Reading passage ->
------------------------------------------------------------------------

On January 14, 2022, Weber signed a minor league contract with the New York Yankees. He began the 2022 season with the Scranton/Wilkes-Barre RailRiders, and was promoted to the major leagues on June 16. He was designated for assignment on June 17, he elected free agency on June 20 and then resigned a minor league deal on June 22. He had his contract selected again on June 29 and was designated for assignment again on July 6, after Miguel Castro was activated off of the restricted list. On July 8, he again cleared waivers and was assigned outright to Scranton. He had his contract selected again on July 14. On July 21, he was designated for assignment, after Domingo Germán was activated off of the injured list. He rejected an outright assignment and elected free agency on July 26. On July 29, Weber re–signed with the Yankees on a minor league contract. He had his contract selected yet again on September 3. On September 16, Weber was designated for assignment once more. On September 19, Weber elected free agency in lieu of an outright assignment.

On December 15, 2022, Weber re-signed with the Yankees on a minor league contract. He began the 2023 season with Triple-A Scranton, making 7 starts and posting a 3-3 record and 5.77 ERA with 26 strikeouts. On May 11, 2023, Weber had his contract selected to the active roster. In 8 games for the Yankees, he recorded a 3.14 ERA with 7 strikeouts and one save in 14 1/3 innings pitched. On June 7, he was placed on the 60–day injured list with a right forearm strain. Following the season on November 2, Weber was removed from the 40–man roster and sent outright to Triple–A Scranton. He elected free agency on November 6.

------------------------------------------------------------------------

Data extract ->
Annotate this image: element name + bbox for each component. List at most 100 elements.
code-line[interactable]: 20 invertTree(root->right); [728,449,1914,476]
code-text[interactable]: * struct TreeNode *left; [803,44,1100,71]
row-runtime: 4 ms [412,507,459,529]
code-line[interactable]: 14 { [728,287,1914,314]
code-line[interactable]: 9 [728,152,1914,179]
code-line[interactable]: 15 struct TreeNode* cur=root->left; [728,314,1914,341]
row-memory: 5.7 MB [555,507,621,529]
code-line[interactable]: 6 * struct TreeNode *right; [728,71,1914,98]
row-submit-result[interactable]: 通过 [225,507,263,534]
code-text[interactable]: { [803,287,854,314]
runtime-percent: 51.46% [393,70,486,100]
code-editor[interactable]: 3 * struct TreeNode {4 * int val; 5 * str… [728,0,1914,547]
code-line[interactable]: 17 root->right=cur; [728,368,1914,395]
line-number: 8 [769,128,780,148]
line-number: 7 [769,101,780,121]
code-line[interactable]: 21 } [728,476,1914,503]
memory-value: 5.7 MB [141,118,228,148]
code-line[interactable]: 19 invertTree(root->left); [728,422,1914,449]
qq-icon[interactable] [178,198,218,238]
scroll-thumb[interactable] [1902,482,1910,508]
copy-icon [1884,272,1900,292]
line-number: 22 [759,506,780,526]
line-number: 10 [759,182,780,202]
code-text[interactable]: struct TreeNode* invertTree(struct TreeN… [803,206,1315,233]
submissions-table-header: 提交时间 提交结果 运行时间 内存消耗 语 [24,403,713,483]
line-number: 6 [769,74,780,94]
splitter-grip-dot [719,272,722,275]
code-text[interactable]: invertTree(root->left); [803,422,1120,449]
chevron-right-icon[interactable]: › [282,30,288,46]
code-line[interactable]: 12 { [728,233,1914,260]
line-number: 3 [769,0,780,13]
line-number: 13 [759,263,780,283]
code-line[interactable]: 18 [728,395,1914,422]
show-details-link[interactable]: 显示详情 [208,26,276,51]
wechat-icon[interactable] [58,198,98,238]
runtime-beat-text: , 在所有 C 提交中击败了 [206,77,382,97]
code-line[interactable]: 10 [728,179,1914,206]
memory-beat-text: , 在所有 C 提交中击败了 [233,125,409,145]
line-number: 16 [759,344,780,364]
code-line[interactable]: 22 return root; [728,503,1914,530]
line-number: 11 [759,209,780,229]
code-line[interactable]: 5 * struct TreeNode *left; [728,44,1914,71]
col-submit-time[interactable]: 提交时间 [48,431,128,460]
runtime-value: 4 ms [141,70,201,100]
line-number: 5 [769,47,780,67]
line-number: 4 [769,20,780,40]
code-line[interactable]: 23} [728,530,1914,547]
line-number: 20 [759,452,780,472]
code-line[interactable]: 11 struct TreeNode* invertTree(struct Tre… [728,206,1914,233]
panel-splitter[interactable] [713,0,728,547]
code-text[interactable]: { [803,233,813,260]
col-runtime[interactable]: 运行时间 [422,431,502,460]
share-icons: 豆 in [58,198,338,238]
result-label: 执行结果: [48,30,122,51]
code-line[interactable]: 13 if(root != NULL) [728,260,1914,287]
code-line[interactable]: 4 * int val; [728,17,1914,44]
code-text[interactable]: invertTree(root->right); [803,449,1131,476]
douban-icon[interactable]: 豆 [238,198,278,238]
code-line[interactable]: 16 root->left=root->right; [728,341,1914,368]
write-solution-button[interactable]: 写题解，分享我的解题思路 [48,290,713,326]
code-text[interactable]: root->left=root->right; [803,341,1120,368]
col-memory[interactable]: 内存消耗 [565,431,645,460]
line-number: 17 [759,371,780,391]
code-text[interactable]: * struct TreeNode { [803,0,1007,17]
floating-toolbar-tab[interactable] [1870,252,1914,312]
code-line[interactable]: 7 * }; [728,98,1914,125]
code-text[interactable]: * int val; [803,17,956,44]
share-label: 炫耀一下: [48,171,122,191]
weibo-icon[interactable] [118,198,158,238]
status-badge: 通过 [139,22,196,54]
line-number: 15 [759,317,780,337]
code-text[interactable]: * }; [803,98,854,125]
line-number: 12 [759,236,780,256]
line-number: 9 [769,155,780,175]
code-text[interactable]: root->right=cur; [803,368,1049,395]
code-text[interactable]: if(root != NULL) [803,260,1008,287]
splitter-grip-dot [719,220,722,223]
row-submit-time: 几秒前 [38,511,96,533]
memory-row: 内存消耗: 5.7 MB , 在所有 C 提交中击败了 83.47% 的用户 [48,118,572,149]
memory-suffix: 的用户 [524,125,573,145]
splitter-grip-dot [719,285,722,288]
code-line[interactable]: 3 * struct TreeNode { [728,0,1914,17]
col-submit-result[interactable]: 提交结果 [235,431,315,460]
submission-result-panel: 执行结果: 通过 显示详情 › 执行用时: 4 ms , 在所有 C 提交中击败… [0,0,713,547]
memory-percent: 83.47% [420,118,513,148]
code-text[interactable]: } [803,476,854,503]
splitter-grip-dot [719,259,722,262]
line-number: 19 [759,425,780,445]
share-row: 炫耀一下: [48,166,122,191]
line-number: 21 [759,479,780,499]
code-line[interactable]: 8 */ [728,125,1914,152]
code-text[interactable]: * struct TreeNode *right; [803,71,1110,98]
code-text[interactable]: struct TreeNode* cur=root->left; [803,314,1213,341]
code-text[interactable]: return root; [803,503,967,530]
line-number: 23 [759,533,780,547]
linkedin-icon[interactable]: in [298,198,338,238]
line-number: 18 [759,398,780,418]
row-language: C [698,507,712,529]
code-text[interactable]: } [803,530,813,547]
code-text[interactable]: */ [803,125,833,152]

------------------------------------------------------------------------

Exercise tasks ->
- 1) Using the passage on Weber's career, explain in one to three sentences why Weber was placed on the 60-day injured list on June 7, 2023.
- 2) According to the passage on Weber's career, how many starts did Weber make with Triple-A Scranton at the beginning of the 2023 season?
- 3) Return the part of the passage on Weber's career between "On December 15, 2022, Weber" and "on November 6.", inclusive.

Solutions to the problems ->
- 1) Weber was placed on the 60-day injured list on June 7, 2023, because of a right forearm strain.

- 2) He made 7 starts.

- 3)
On December 15, 2022, Weber re-signed with the Yankees on a minor league contract. He began the 2023 season with Triple-A Scranton, making 7 starts and posting a 3-3 record and 5.77 ERA with 26 strikeouts. On May 11, 2023, Weber had his contract selected to the active roster. In 8 games for the Yankees, he recorded a 3.14 ERA with 7 strikeouts and one save in 14 1/3 innings pitched. On June 7, he was placed on the 60–day injured list with a right forearm strain. Following the season on November 2, Weber was removed from the 40–man roster and sent outright to Triple–A Scranton. He elected free agency on November 6.